— START Data for this exercise —

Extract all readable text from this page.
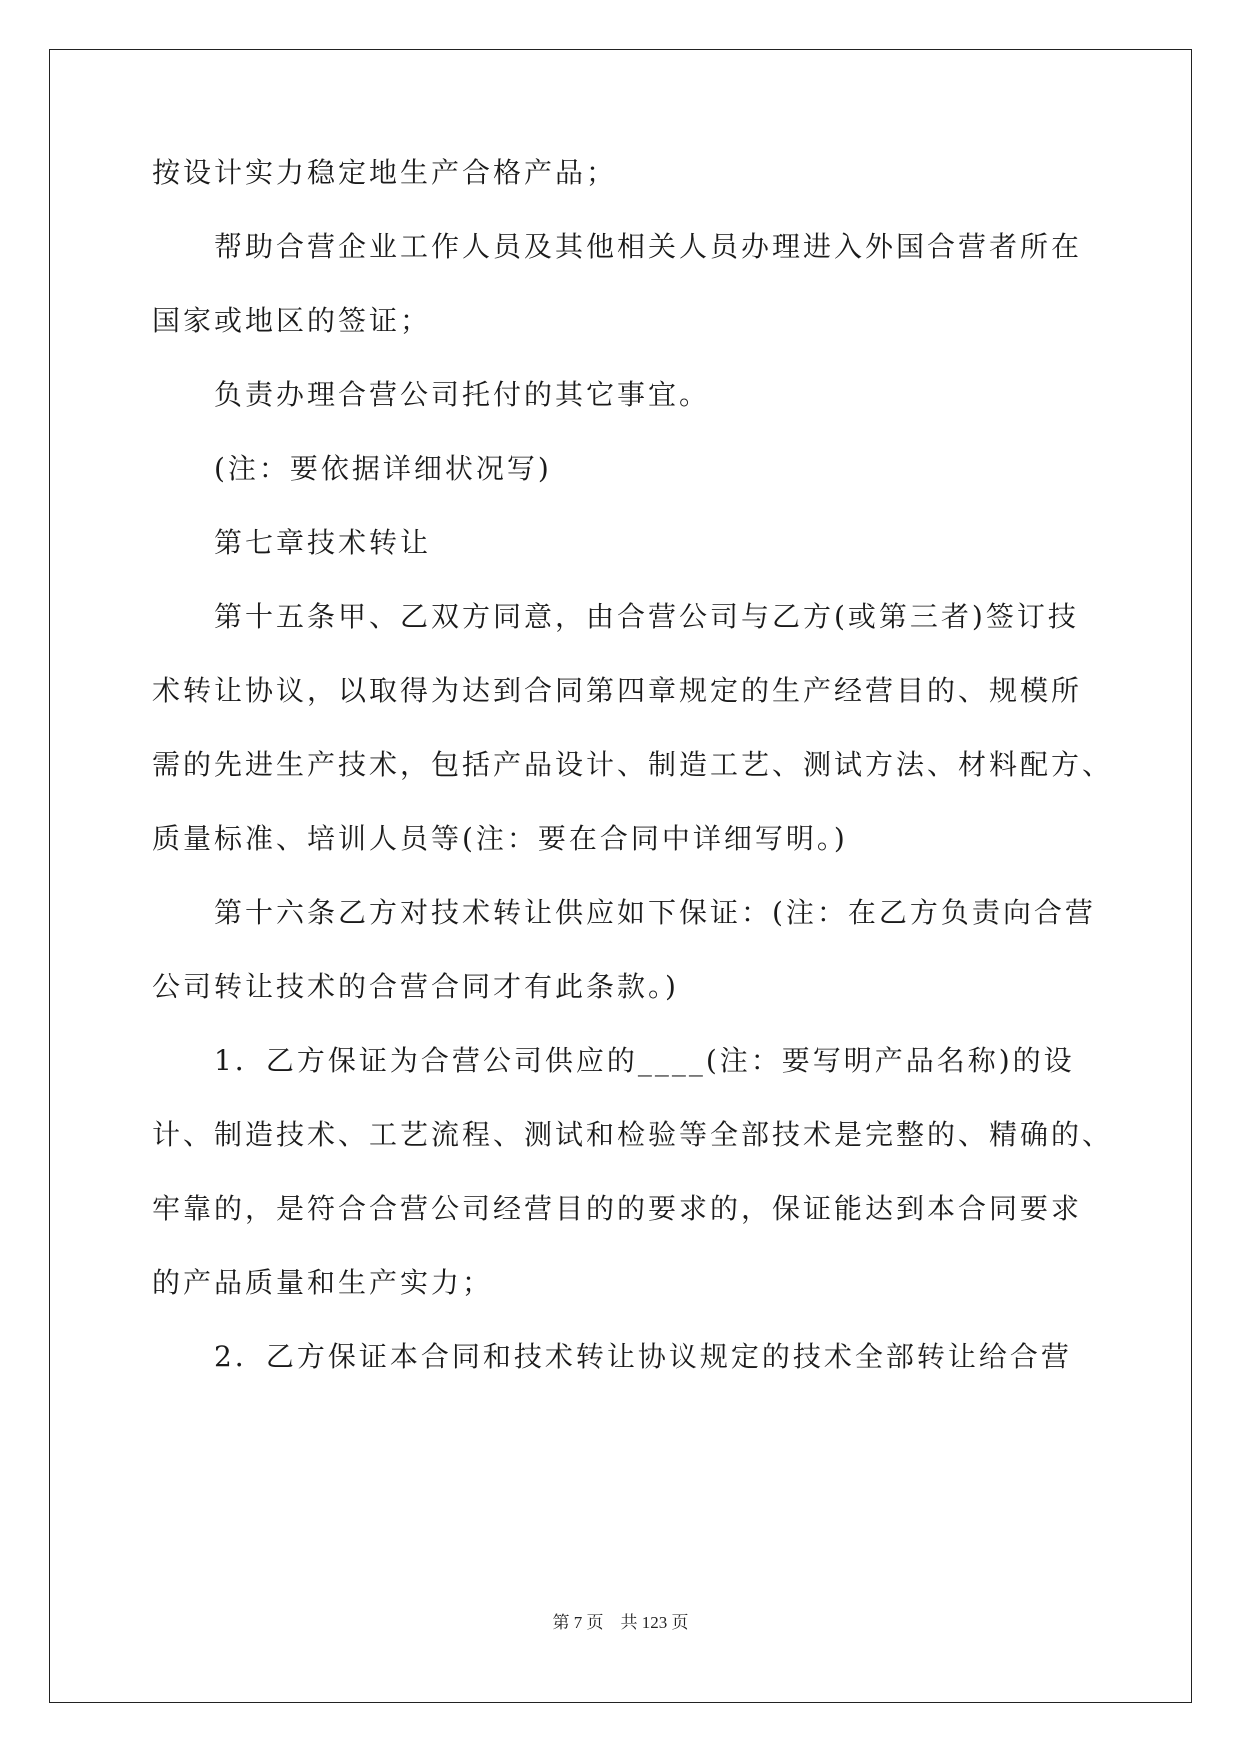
按设计实力稳定地生产合格产品；
帮助合营企业工作人员及其他相关人员办理进入外国合营者所在
国家或地区的签证；
负责办理合营公司托付的其它事宜。
(注：要依据详细状况写)
第七章技术转让
第十五条甲、乙双方同意，由合营公司与乙方(或第三者)签订技
术转让协议，以取得为达到合同第四章规定的生产经营目的、规模所
需的先进生产技术，包括产品设计、制造工艺、测试方法、材料配方、
质量标准、培训人员等(注：要在合同中详细写明。)
第十六条乙方对技术转让供应如下保证：(注：在乙方负责向合营
公司转让技术的合营合同才有此条款。)
1．乙方保证为合营公司供应的____(注：要写明产品名称)的设
计、制造技术、工艺流程、测试和检验等全部技术是完整的、精确的、
牢靠的，是符合合营公司经营目的的要求的，保证能达到本合同要求
的产品质量和生产实力；
2．乙方保证本合同和技术转让协议规定的技术全部转让给合营
第 7 页    共 123 页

— END Data for this exercise —

▸ **Exercise requirements**:
All preceding records should be duplicated verbatim, images excepted.

▸ **Solution to this exercise**:
Extract all readable text from this page.
按设计实力稳定地生产合格产品；
帮助合营企业工作人员及其他相关人员办理进入外国合营者所在
国家或地区的签证；
负责办理合营公司托付的其它事宜。
(注：要依据详细状况写)
第七章技术转让
第十五条甲、乙双方同意，由合营公司与乙方(或第三者)签订技
术转让协议，以取得为达到合同第四章规定的生产经营目的、规模所
需的先进生产技术，包括产品设计、制造工艺、测试方法、材料配方、
质量标准、培训人员等(注：要在合同中详细写明。)
第十六条乙方对技术转让供应如下保证：(注：在乙方负责向合营
公司转让技术的合营合同才有此条款。)
1．乙方保证为合营公司供应的____(注：要写明产品名称)的设
计、制造技术、工艺流程、测试和检验等全部技术是完整的、精确的、
牢靠的，是符合合营公司经营目的的要求的，保证能达到本合同要求
的产品质量和生产实力；
2．乙方保证本合同和技术转让协议规定的技术全部转让给合营
第 7 页    共 123 页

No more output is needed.